Exercise description. Lift out all lines below that contain "this".

Records supplied.

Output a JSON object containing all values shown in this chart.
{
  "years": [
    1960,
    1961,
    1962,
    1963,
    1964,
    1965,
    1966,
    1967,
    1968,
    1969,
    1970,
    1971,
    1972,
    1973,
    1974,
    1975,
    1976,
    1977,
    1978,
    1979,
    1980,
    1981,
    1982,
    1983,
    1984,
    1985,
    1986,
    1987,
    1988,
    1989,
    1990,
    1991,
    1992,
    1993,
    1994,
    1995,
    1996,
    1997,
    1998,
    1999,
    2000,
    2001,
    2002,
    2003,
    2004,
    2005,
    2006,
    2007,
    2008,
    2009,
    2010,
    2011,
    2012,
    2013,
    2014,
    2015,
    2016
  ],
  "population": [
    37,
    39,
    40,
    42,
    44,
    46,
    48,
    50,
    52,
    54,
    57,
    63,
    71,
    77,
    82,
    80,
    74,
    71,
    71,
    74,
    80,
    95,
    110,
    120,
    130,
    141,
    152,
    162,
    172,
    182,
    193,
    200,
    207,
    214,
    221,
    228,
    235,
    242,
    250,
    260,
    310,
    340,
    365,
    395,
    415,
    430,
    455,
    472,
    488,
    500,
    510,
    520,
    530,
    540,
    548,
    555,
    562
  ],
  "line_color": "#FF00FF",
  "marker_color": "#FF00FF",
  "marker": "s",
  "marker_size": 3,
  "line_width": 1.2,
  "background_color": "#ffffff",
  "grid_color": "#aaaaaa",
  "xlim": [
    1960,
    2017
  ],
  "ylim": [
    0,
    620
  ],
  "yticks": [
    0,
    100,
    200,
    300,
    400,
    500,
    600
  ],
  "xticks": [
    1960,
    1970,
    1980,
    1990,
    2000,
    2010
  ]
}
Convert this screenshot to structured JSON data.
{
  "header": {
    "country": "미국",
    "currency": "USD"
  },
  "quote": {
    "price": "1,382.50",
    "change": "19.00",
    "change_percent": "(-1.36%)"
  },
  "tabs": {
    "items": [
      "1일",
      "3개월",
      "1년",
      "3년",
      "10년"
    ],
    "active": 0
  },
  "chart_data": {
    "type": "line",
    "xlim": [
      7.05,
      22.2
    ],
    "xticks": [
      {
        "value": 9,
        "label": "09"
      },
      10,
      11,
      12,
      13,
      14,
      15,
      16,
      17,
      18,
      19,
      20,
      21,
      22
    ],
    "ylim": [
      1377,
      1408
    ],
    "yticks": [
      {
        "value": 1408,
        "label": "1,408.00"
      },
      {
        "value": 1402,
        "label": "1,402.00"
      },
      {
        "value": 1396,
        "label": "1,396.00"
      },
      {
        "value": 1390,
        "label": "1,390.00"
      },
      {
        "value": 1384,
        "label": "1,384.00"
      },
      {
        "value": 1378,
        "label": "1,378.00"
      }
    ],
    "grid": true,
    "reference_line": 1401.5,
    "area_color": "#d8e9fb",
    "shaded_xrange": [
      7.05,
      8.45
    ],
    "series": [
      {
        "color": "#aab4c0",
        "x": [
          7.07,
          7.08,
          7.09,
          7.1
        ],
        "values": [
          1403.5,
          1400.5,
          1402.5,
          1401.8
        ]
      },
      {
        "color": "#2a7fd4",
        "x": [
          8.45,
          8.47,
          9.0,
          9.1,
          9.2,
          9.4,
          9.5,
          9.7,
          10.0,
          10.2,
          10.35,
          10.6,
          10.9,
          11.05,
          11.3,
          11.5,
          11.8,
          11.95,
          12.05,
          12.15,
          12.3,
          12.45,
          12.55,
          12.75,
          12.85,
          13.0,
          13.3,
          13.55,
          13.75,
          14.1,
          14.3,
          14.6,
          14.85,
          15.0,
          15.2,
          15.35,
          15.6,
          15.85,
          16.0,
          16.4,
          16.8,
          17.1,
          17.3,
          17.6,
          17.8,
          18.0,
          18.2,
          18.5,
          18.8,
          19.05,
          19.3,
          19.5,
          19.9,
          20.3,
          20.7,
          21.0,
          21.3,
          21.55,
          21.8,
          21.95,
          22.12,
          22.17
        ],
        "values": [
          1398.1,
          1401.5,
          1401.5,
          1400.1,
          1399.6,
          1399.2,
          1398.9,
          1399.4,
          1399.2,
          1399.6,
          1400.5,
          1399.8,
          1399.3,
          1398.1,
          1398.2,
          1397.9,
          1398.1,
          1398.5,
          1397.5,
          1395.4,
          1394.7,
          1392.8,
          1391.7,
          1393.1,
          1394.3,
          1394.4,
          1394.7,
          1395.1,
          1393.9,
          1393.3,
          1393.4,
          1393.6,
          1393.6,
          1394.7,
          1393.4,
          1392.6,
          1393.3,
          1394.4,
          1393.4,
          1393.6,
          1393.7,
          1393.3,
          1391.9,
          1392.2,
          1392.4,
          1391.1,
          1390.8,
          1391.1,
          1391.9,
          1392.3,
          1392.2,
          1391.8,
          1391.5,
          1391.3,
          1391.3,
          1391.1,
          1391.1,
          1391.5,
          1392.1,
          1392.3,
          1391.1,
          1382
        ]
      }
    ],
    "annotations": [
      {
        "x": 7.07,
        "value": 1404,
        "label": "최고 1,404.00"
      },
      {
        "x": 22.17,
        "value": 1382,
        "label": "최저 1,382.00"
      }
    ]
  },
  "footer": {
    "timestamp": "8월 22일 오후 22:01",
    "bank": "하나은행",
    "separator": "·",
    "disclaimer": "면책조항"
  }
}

Completed task.
Output a JSON object containing all values shown in this chart.
Convert this screenshot to structured JSON data.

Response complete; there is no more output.